▶ _RECORDS TO PROCESS_:
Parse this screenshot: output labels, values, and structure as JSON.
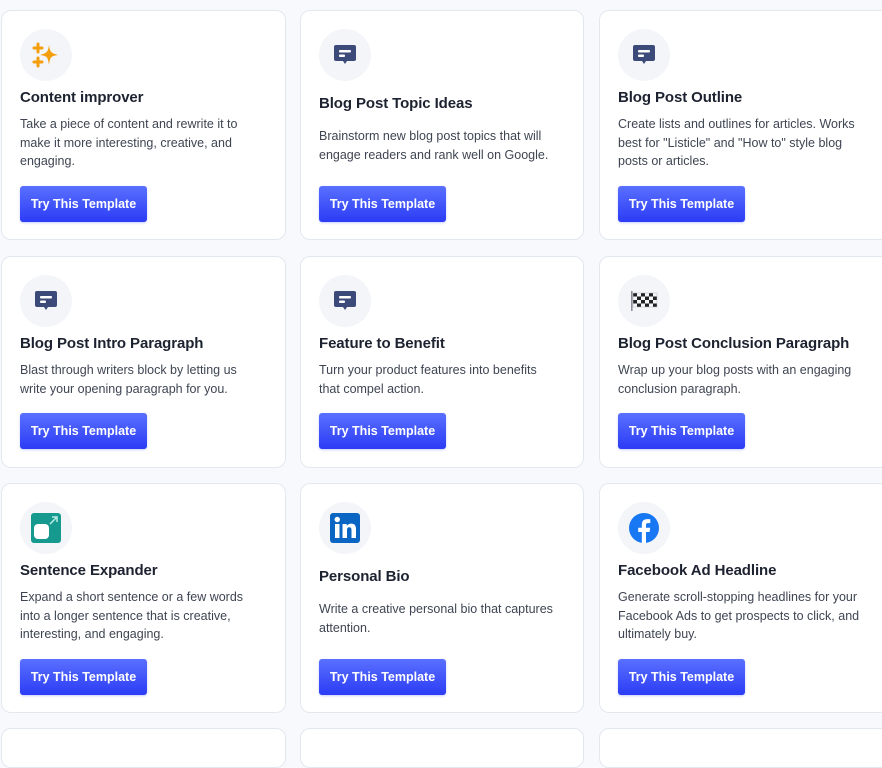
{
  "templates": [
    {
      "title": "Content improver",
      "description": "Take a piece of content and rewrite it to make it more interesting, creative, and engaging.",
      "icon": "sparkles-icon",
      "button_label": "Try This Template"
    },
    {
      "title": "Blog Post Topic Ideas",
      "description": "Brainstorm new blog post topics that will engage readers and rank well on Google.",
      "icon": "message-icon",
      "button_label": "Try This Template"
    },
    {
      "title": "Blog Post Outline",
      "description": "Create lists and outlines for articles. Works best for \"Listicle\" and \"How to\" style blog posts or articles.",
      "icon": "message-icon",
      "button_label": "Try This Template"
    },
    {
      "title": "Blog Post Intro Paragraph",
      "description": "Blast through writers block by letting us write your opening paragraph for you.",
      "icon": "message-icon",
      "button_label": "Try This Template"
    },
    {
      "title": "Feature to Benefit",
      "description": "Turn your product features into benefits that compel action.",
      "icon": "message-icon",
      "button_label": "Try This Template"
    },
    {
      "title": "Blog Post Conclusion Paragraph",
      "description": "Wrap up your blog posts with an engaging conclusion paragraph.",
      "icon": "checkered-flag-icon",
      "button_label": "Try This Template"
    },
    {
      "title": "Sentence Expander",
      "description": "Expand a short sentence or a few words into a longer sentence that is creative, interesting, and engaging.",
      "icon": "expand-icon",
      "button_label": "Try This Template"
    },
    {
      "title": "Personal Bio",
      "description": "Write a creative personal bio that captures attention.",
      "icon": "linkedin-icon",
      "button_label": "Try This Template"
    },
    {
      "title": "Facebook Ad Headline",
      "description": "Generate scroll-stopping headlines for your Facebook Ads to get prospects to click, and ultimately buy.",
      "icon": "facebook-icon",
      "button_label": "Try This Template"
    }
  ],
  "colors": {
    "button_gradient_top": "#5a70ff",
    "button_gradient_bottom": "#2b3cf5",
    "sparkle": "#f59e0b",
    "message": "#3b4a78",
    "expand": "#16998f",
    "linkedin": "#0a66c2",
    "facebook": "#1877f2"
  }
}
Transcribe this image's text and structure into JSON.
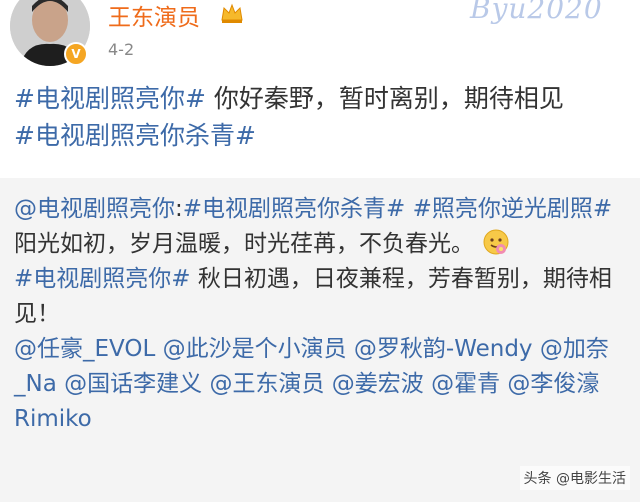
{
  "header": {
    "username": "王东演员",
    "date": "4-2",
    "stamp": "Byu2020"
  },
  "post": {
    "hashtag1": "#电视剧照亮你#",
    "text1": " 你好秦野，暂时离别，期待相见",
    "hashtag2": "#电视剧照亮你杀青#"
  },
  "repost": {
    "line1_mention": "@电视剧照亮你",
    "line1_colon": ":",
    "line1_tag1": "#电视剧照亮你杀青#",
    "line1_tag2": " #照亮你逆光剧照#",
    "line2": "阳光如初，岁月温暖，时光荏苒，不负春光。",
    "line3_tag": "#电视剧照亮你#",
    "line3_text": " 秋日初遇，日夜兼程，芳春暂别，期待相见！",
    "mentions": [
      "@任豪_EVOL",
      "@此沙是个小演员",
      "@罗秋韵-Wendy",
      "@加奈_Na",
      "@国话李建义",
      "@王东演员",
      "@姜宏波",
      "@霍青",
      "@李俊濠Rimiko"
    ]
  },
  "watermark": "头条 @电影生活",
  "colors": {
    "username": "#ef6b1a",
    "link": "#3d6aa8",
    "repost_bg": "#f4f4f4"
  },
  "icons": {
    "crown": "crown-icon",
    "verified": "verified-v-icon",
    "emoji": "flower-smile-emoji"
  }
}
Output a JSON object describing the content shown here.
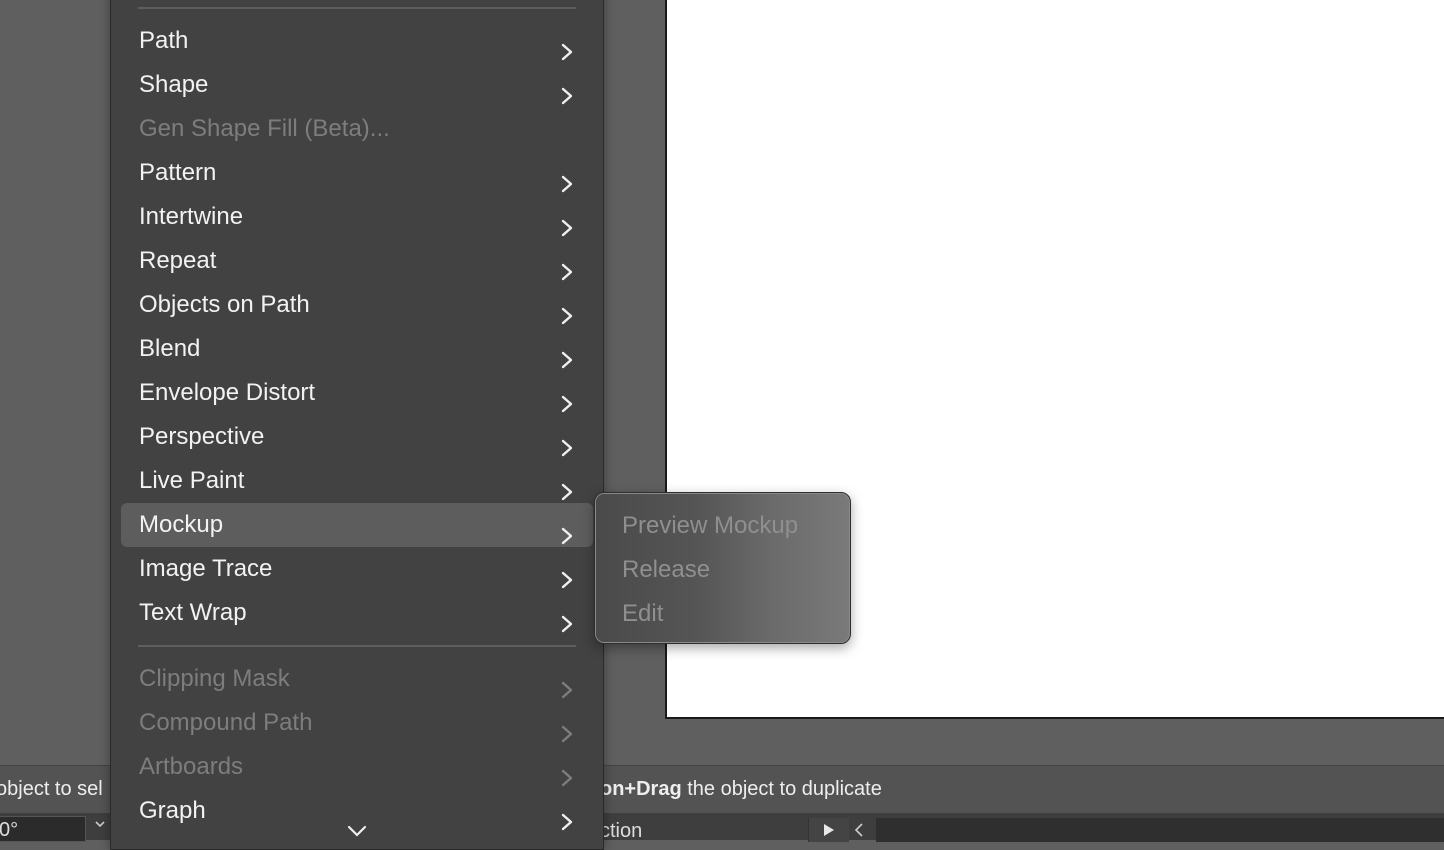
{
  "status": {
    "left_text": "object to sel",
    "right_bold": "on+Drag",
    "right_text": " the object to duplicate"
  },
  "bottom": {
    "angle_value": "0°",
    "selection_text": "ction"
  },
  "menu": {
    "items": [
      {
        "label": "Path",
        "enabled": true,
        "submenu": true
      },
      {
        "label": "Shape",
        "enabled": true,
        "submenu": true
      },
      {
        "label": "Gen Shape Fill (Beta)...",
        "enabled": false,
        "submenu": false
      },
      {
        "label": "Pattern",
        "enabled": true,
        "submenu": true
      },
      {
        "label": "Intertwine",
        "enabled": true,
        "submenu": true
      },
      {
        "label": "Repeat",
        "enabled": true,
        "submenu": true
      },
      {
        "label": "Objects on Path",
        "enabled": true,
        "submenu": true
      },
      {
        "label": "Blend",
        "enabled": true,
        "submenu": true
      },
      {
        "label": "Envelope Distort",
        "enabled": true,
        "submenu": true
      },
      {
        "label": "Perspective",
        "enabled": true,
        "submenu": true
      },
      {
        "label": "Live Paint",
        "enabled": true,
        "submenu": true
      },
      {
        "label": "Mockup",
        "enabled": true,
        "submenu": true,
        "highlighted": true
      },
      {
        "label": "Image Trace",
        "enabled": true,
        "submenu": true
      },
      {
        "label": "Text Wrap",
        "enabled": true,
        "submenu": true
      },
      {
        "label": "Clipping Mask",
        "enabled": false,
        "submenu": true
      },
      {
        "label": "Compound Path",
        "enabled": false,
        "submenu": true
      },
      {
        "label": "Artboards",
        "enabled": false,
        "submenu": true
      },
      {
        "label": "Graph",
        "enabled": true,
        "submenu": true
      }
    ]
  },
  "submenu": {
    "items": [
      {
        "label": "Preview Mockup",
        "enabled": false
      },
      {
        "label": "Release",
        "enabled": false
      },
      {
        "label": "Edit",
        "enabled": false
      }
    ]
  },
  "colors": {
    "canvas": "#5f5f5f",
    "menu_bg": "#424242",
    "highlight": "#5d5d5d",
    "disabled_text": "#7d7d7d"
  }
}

▶ _PROBLEM DESCRIPTION_: Copy out all the data without changing anything, and drop the pictures.

▶ _SOLUTION TO THIS PROBLEM_:
Parse this screenshot: output labels, values, and structure as JSON.
{
  "templates": [
    {
      "title": "Content improver",
      "description": "Take a piece of content and rewrite it to make it more interesting, creative, and engaging.",
      "icon": "sparkles-icon",
      "button_label": "Try This Template"
    },
    {
      "title": "Blog Post Topic Ideas",
      "description": "Brainstorm new blog post topics that will engage readers and rank well on Google.",
      "icon": "message-icon",
      "button_label": "Try This Template"
    },
    {
      "title": "Blog Post Outline",
      "description": "Create lists and outlines for articles. Works best for \"Listicle\" and \"How to\" style blog posts or articles.",
      "icon": "message-icon",
      "button_label": "Try This Template"
    },
    {
      "title": "Blog Post Intro Paragraph",
      "description": "Blast through writers block by letting us write your opening paragraph for you.",
      "icon": "message-icon",
      "button_label": "Try This Template"
    },
    {
      "title": "Feature to Benefit",
      "description": "Turn your product features into benefits that compel action.",
      "icon": "message-icon",
      "button_label": "Try This Template"
    },
    {
      "title": "Blog Post Conclusion Paragraph",
      "description": "Wrap up your blog posts with an engaging conclusion paragraph.",
      "icon": "checkered-flag-icon",
      "button_label": "Try This Template"
    },
    {
      "title": "Sentence Expander",
      "description": "Expand a short sentence or a few words into a longer sentence that is creative, interesting, and engaging.",
      "icon": "expand-icon",
      "button_label": "Try This Template"
    },
    {
      "title": "Personal Bio",
      "description": "Write a creative personal bio that captures attention.",
      "icon": "linkedin-icon",
      "button_label": "Try This Template"
    },
    {
      "title": "Facebook Ad Headline",
      "description": "Generate scroll-stopping headlines for your Facebook Ads to get prospects to click, and ultimately buy.",
      "icon": "facebook-icon",
      "button_label": "Try This Template"
    }
  ],
  "colors": {
    "button_gradient_top": "#5a70ff",
    "button_gradient_bottom": "#2b3cf5",
    "sparkle": "#f59e0b",
    "message": "#3b4a78",
    "expand": "#16998f",
    "linkedin": "#0a66c2",
    "facebook": "#1877f2"
  }
}
Transcribe this image's text and structure into JSON.
{
  "header": {
    "username": "王东演员",
    "date": "4-2",
    "stamp": "Byu2020"
  },
  "post": {
    "hashtag1": "#电视剧照亮你#",
    "text1": " 你好秦野，暂时离别，期待相见",
    "hashtag2": "#电视剧照亮你杀青#"
  },
  "repost": {
    "line1_mention": "@电视剧照亮你",
    "line1_colon": ":",
    "line1_tag1": "#电视剧照亮你杀青#",
    "line1_tag2": " #照亮你逆光剧照#",
    "line2": "阳光如初，岁月温暖，时光荏苒，不负春光。",
    "line3_tag": "#电视剧照亮你#",
    "line3_text": " 秋日初遇，日夜兼程，芳春暂别，期待相见！",
    "mentions": [
      "@任豪_EVOL",
      "@此沙是个小演员",
      "@罗秋韵-Wendy",
      "@加奈_Na",
      "@国话李建义",
      "@王东演员",
      "@姜宏波",
      "@霍青",
      "@李俊濠Rimiko"
    ]
  },
  "watermark": "头条 @电影生活",
  "colors": {
    "username": "#ef6b1a",
    "link": "#3d6aa8",
    "repost_bg": "#f4f4f4"
  },
  "icons": {
    "crown": "crown-icon",
    "verified": "verified-v-icon",
    "emoji": "flower-smile-emoji"
  }
}
Output a JSON object describing the content shown here.
{
  "status": {
    "left_text": "object to sel",
    "right_bold": "on+Drag",
    "right_text": " the object to duplicate"
  },
  "bottom": {
    "angle_value": "0°",
    "selection_text": "ction"
  },
  "menu": {
    "items": [
      {
        "label": "Path",
        "enabled": true,
        "submenu": true
      },
      {
        "label": "Shape",
        "enabled": true,
        "submenu": true
      },
      {
        "label": "Gen Shape Fill (Beta)...",
        "enabled": false,
        "submenu": false
      },
      {
        "label": "Pattern",
        "enabled": true,
        "submenu": true
      },
      {
        "label": "Intertwine",
        "enabled": true,
        "submenu": true
      },
      {
        "label": "Repeat",
        "enabled": true,
        "submenu": true
      },
      {
        "label": "Objects on Path",
        "enabled": true,
        "submenu": true
      },
      {
        "label": "Blend",
        "enabled": true,
        "submenu": true
      },
      {
        "label": "Envelope Distort",
        "enabled": true,
        "submenu": true
      },
      {
        "label": "Perspective",
        "enabled": true,
        "submenu": true
      },
      {
        "label": "Live Paint",
        "enabled": true,
        "submenu": true
      },
      {
        "label": "Mockup",
        "enabled": true,
        "submenu": true,
        "highlighted": true
      },
      {
        "label": "Image Trace",
        "enabled": true,
        "submenu": true
      },
      {
        "label": "Text Wrap",
        "enabled": true,
        "submenu": true
      },
      {
        "label": "Clipping Mask",
        "enabled": false,
        "submenu": true
      },
      {
        "label": "Compound Path",
        "enabled": false,
        "submenu": true
      },
      {
        "label": "Artboards",
        "enabled": false,
        "submenu": true
      },
      {
        "label": "Graph",
        "enabled": true,
        "submenu": true
      }
    ]
  },
  "submenu": {
    "items": [
      {
        "label": "Preview Mockup",
        "enabled": false
      },
      {
        "label": "Release",
        "enabled": false
      },
      {
        "label": "Edit",
        "enabled": false
      }
    ]
  },
  "colors": {
    "canvas": "#5f5f5f",
    "menu_bg": "#424242",
    "highlight": "#5d5d5d",
    "disabled_text": "#7d7d7d"
  }
}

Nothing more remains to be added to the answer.